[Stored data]
################

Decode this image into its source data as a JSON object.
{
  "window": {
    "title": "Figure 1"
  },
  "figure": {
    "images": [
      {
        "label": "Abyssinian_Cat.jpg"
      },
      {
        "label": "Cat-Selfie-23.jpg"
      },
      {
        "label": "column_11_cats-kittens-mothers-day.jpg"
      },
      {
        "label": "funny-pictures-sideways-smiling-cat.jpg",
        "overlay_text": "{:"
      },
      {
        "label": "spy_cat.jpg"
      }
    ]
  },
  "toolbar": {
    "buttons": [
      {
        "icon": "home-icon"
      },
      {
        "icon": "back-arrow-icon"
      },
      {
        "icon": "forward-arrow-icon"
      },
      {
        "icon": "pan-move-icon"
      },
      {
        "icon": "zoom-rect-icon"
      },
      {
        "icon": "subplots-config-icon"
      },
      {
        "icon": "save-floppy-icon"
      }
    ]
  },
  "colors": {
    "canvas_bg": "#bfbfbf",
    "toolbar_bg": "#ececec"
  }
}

################

Scan the data above and copy every line with "arrow" in it.

        "icon": "back-arrow-icon"
        "icon": "forward-arrow-icon"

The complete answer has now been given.